WHAT YOU ARE ASKED TO DO: Return all the entries exactly, keeping pictures out.

EXTRACTED RECORDS:
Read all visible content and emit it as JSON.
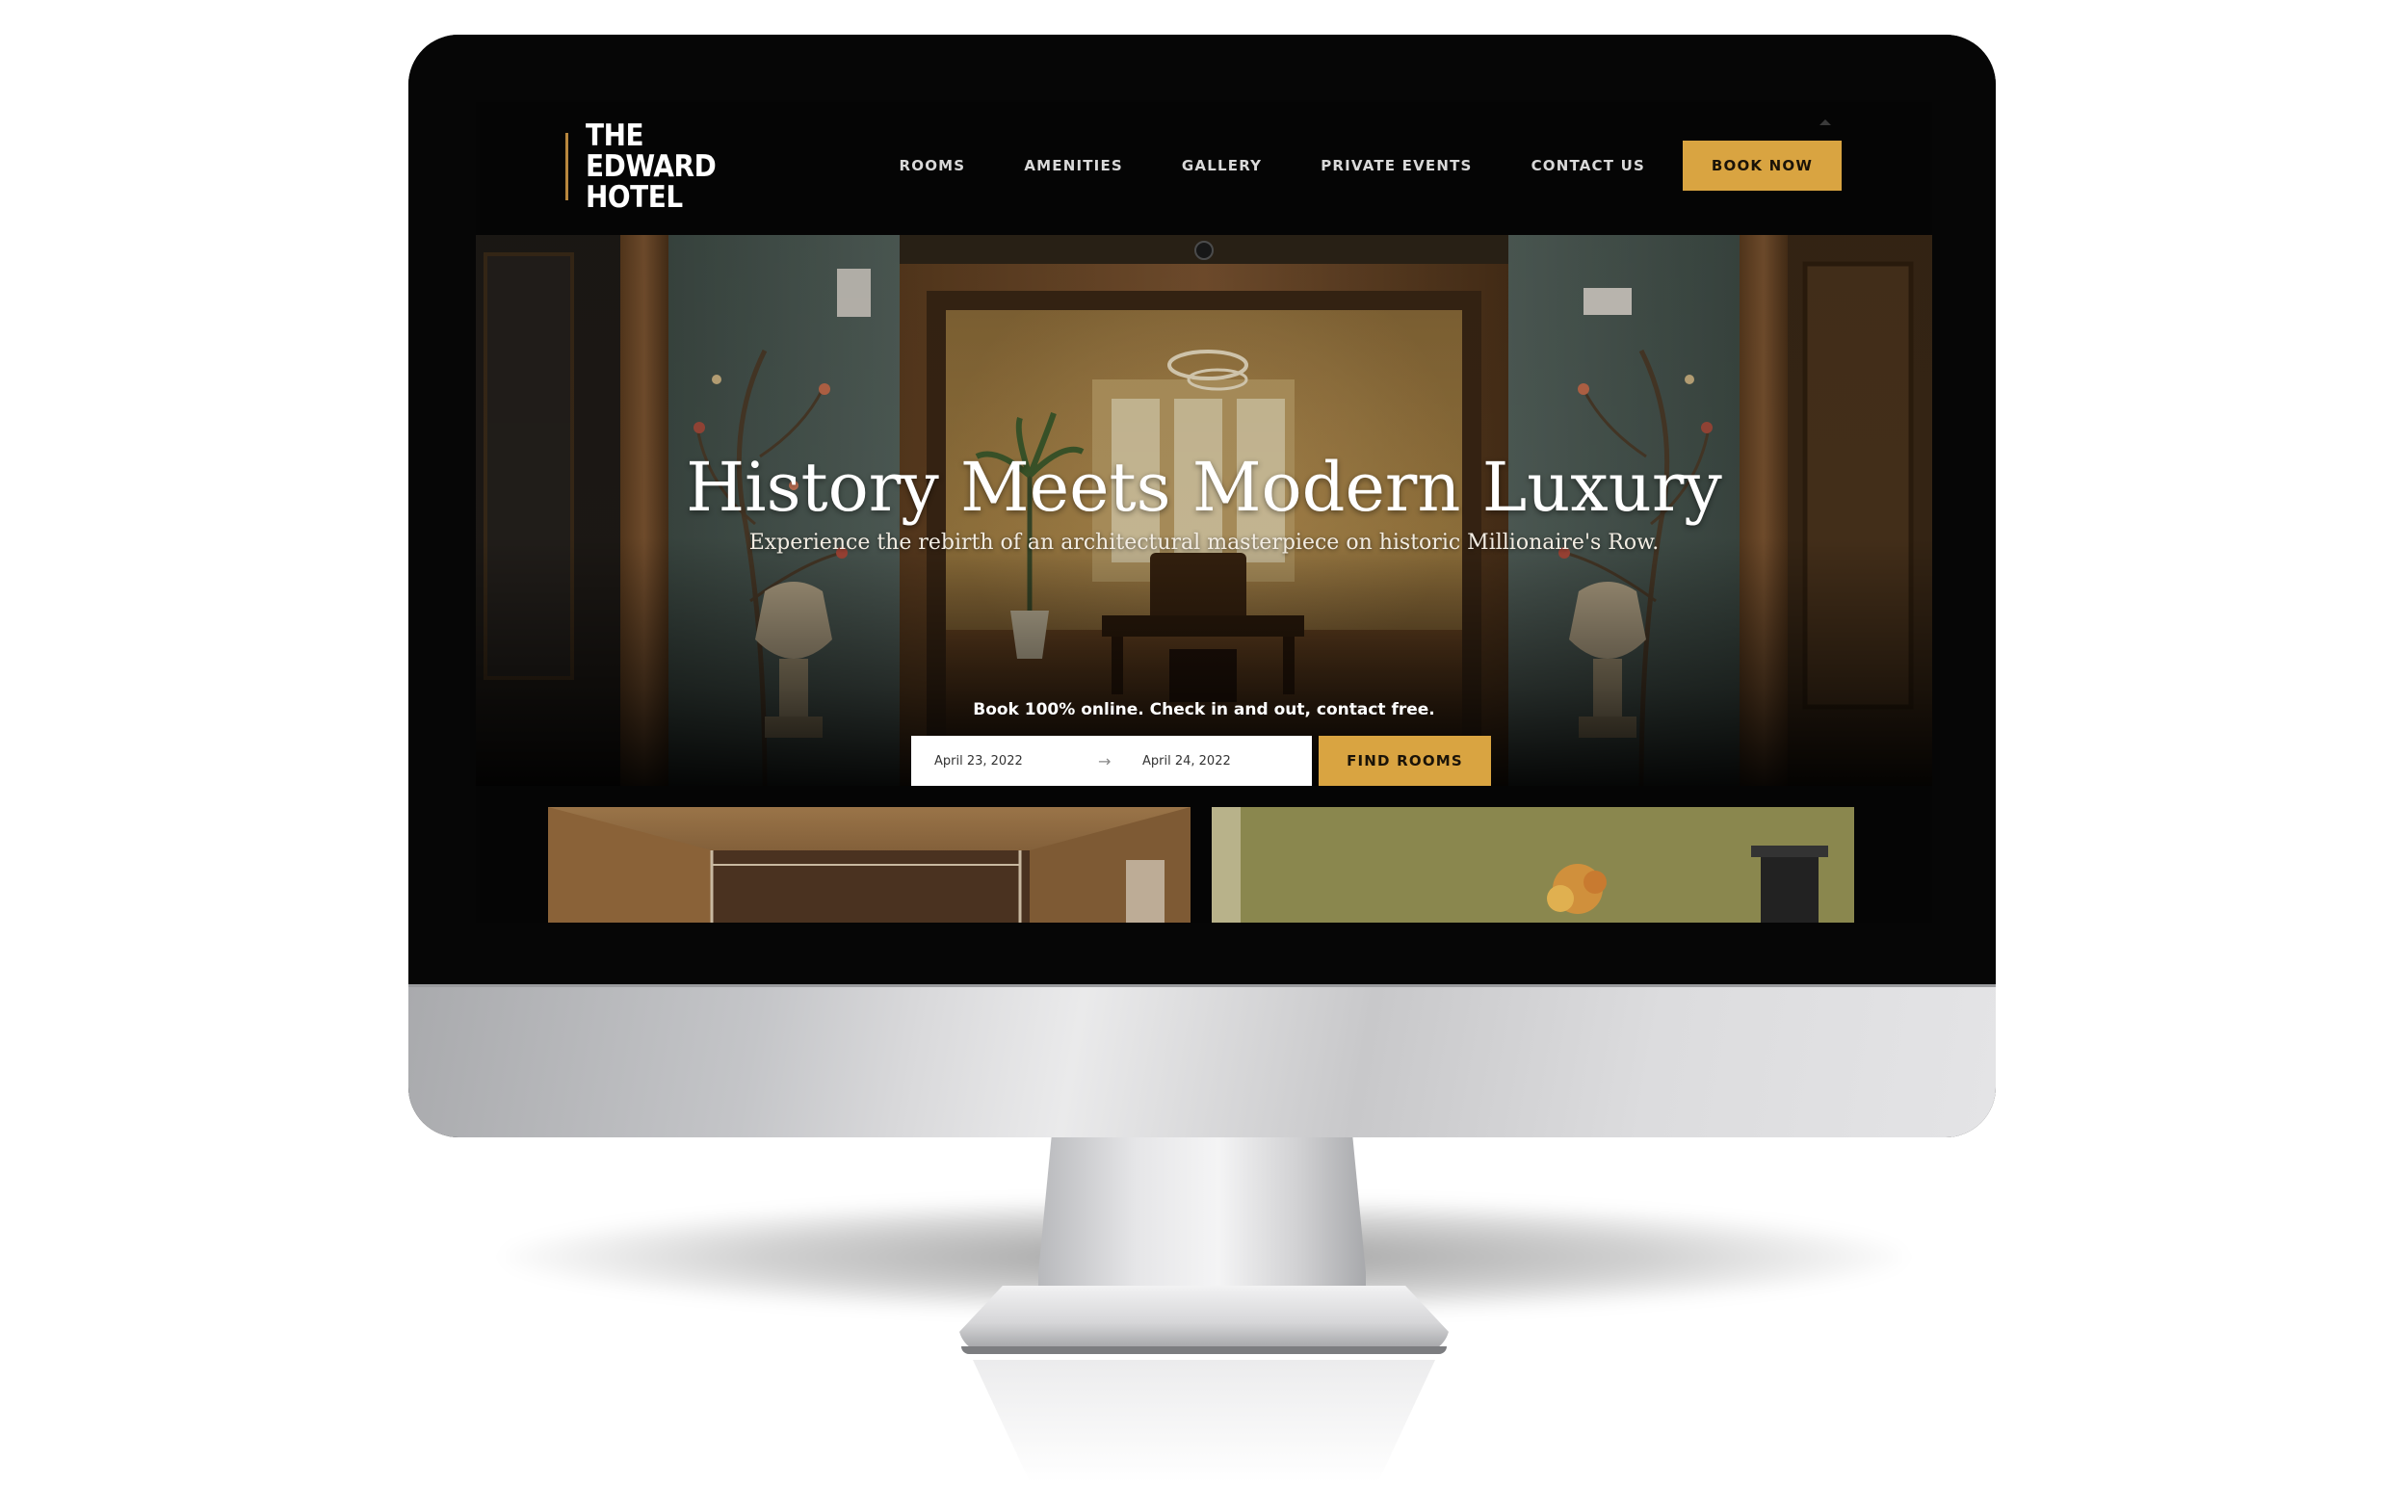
{
  "site": {
    "logo_lines": [
      "THE",
      "EDWARD",
      "HOTEL"
    ],
    "nav": {
      "items": [
        "ROOMS",
        "AMENITIES",
        "GALLERY",
        "PRIVATE EVENTS",
        "CONTACT US"
      ],
      "book_label": "BOOK NOW"
    }
  },
  "hero": {
    "title": "History Meets Modern Luxury",
    "subtitle": "Experience the rebirth of an architectural masterpiece on historic Millionaire's Row.",
    "note": "Book 100% online. Check in and out, contact free.",
    "checkin": "April 23, 2022",
    "checkout": "April 24, 2022",
    "arrow_icon": "arrow-right-icon",
    "find_label": "FIND ROOMS"
  },
  "colors": {
    "accent": "#d9a441",
    "header_bg": "#050505",
    "logo_bar": "#b8873d"
  }
}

RESULT OF THIS EXERCISE:
Read all visible content and emit it as JSON.
{
  "site": {
    "logo_lines": [
      "THE",
      "EDWARD",
      "HOTEL"
    ],
    "nav": {
      "items": [
        "ROOMS",
        "AMENITIES",
        "GALLERY",
        "PRIVATE EVENTS",
        "CONTACT US"
      ],
      "book_label": "BOOK NOW"
    }
  },
  "hero": {
    "title": "History Meets Modern Luxury",
    "subtitle": "Experience the rebirth of an architectural masterpiece on historic Millionaire's Row.",
    "note": "Book 100% online. Check in and out, contact free.",
    "checkin": "April 23, 2022",
    "checkout": "April 24, 2022",
    "arrow_icon": "arrow-right-icon",
    "find_label": "FIND ROOMS"
  },
  "colors": {
    "accent": "#d9a441",
    "header_bg": "#050505",
    "logo_bar": "#b8873d"
  }
}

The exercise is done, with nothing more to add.